↓
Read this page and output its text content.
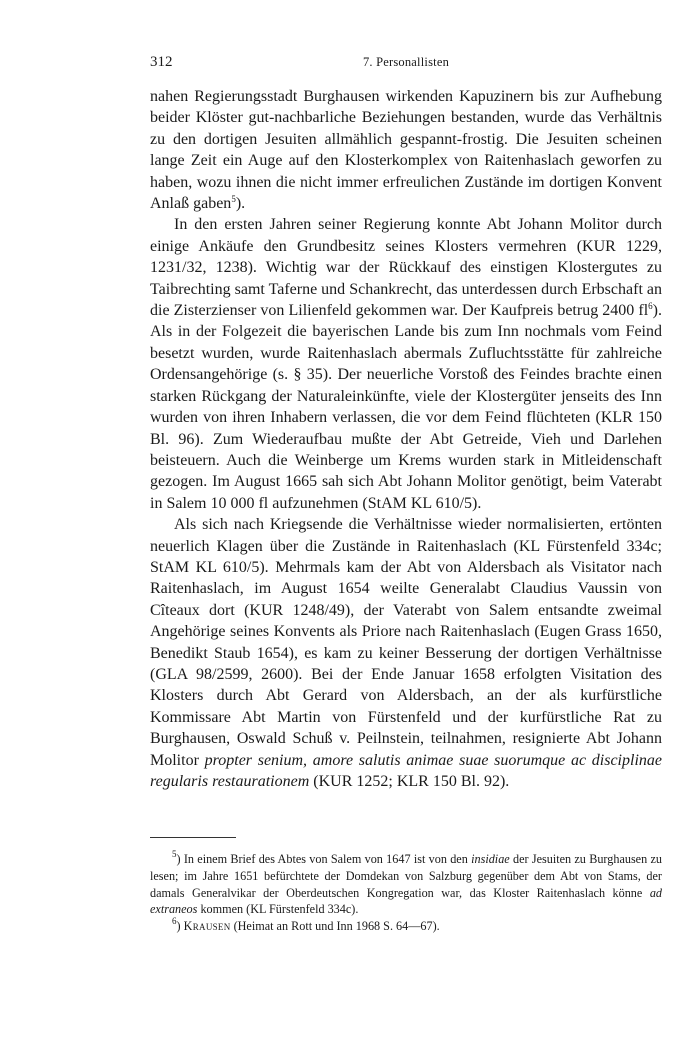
312	7. Personallisten

nahen Regierungsstadt Burghausen wirkenden Kapuzinern bis zur Aufhebung beider Klöster gut-nachbarliche Beziehungen bestanden, wurde das Verhältnis zu den dortigen Jesuiten allmählich gespannt-frostig. Die Jesuiten scheinen lange Zeit ein Auge auf den Klosterkomplex von Raitenhaslach geworfen zu haben, wozu ihnen die nicht immer erfreulichen Zustände im dortigen Konvent Anlaß gaben$^5$).

In den ersten Jahren seiner Regierung konnte Abt Johann Molitor durch einige Ankäufe den Grundbesitz seines Klosters vermehren (KUR 1229, 1231/32, 1238). Wichtig war der Rückkauf des einstigen Klostergutes zu Taibrechting samt Taferne und Schankrecht, das unterdessen durch Erbschaft an die Zisterzienser von Lilienfeld gekommen war. Der Kaufpreis betrug 2400 $fl^6$). Als in der Folgezeit die bayerischen Lande bis zum Inn nochmals vom Feind besetzt wurden, wurde Raitenhaslach abermals Zufluchtsstätte für zahlreiche Ordensangehörige (s. § 35). Der neuerliche Vorstoß des Feindes brachte einen starken Rückgang der Naturaleinkünfte, viele der Klostergüter jenseits des Inn wurden von ihren Inhabern verlassen, die vor dem Feind flüchteten (KLR 150 Bl. 96). Zum Wiederaufbau mußte der Abt Getreide, Vieh und Darlehen beisteuern. Auch die Weinberge um Krems wurden stark in Mitleidenschaft gezogen. Im August 1665 sah sich Abt Johann Molitor genötigt, beim Vaterabt in Salem 10 000 fl aufzunehmen (StAM KL 610/5).

Als sich nach Kriegsende die Verhältnisse wieder normalisierten, ertönten neuerlich Klagen über die Zustände in Raitenhaslach (KL Fürstenfeld 334c; StAM KL 610/5). Mehrmals kam der Abt von Aldersbach als Visitator nach Raitenhaslach, im August 1654 weilte Generalabt Claudius Vaussin von Cîteaux dort (KUR 1248/49), der Vaterabt von Salem entsandte zweimal Angehörige seines Konvents als Priore nach Raitenhaslach (Eugen Grass 1650, Benedikt Staub 1654), es kam zu keiner Besserung der dortigen Verhältnisse (GLA 98/2599, 2600). Bei der Ende Januar 1658 erfolgten Visitation des Klosters durch Abt Gerard von Aldersbach, an der als kurfürstliche Kommissare Abt Martin von Fürstenfeld und der kurfürstliche Rat zu Burghausen, Oswald Schuß v. Peilnstein, teilnahmen, resignierte Abt Johann Molitor propter senium, amore salutis animae suae suorumque ac disciplinae regularis restaurationem (KUR 1252; KLR 150 Bl. 92).

$^5$) In einem Brief des Abtes von Salem von 1647 ist von den insidiae der Jesuiten zu Burghausen zu lesen; im Jahre 1651 befürchtete der Domdekan von Salzburg gegenüber dem Abt von Stams, der damals Generalvikar der Oberdeutschen Kongregation war, das Kloster Raitenhaslach könne ad extraneos kommen (KL Fürstenfeld 334c).

$^6$) Krausen (Heimat an Rott und Inn 1968 S. 64—67).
↑
EXERCISE OBJECTIVE: Copy all the data exactly as written, but skip any picture.

RESULT OF THE EXERCISE:
Read this page and output its text content.
312	7. Personallisten

nahen Regierungsstadt Burghausen wirkenden Kapuzinern bis zur Aufhebung beider Klöster gut-nachbarliche Beziehungen bestanden, wurde das Verhältnis zu den dortigen Jesuiten allmählich gespannt-frostig. Die Jesuiten scheinen lange Zeit ein Auge auf den Klosterkomplex von Raitenhaslach geworfen zu haben, wozu ihnen die nicht immer erfreulichen Zustände im dortigen Konvent Anlaß gaben$^5$).

In den ersten Jahren seiner Regierung konnte Abt Johann Molitor durch einige Ankäufe den Grundbesitz seines Klosters vermehren (KUR 1229, 1231/32, 1238). Wichtig war der Rückkauf des einstigen Klostergutes zu Taibrechting samt Taferne und Schankrecht, das unterdessen durch Erbschaft an die Zisterzienser von Lilienfeld gekommen war. Der Kaufpreis betrug 2400 $fl^6$). Als in der Folgezeit die bayerischen Lande bis zum Inn nochmals vom Feind besetzt wurden, wurde Raitenhaslach abermals Zufluchtsstätte für zahlreiche Ordensangehörige (s. § 35). Der neuerliche Vorstoß des Feindes brachte einen starken Rückgang der Naturaleinkünfte, viele der Klostergüter jenseits des Inn wurden von ihren Inhabern verlassen, die vor dem Feind flüchteten (KLR 150 Bl. 96). Zum Wiederaufbau mußte der Abt Getreide, Vieh und Darlehen beisteuern. Auch die Weinberge um Krems wurden stark in Mitleidenschaft gezogen. Im August 1665 sah sich Abt Johann Molitor genötigt, beim Vaterabt in Salem 10 000 fl aufzunehmen (StAM KL 610/5).

Als sich nach Kriegsende die Verhältnisse wieder normalisierten, ertönten neuerlich Klagen über die Zustände in Raitenhaslach (KL Fürstenfeld 334c; StAM KL 610/5). Mehrmals kam der Abt von Aldersbach als Visitator nach Raitenhaslach, im August 1654 weilte Generalabt Claudius Vaussin von Cîteaux dort (KUR 1248/49), der Vaterabt von Salem entsandte zweimal Angehörige seines Konvents als Priore nach Raitenhaslach (Eugen Grass 1650, Benedikt Staub 1654), es kam zu keiner Besserung der dortigen Verhältnisse (GLA 98/2599, 2600). Bei der Ende Januar 1658 erfolgten Visitation des Klosters durch Abt Gerard von Aldersbach, an der als kurfürstliche Kommissare Abt Martin von Fürstenfeld und der kurfürstliche Rat zu Burghausen, Oswald Schuß v. Peilnstein, teilnahmen, resignierte Abt Johann Molitor propter senium, amore salutis animae suae suorumque ac disciplinae regularis restaurationem (KUR 1252; KLR 150 Bl. 92).

$^5$) In einem Brief des Abtes von Salem von 1647 ist von den insidiae der Jesuiten zu Burghausen zu lesen; im Jahre 1651 befürchtete der Domdekan von Salzburg gegenüber dem Abt von Stams, der damals Generalvikar der Oberdeutschen Kongregation war, das Kloster Raitenhaslach könne ad extraneos kommen (KL Fürstenfeld 334c).

$^6$) Krausen (Heimat an Rott und Inn 1968 S. 64—67).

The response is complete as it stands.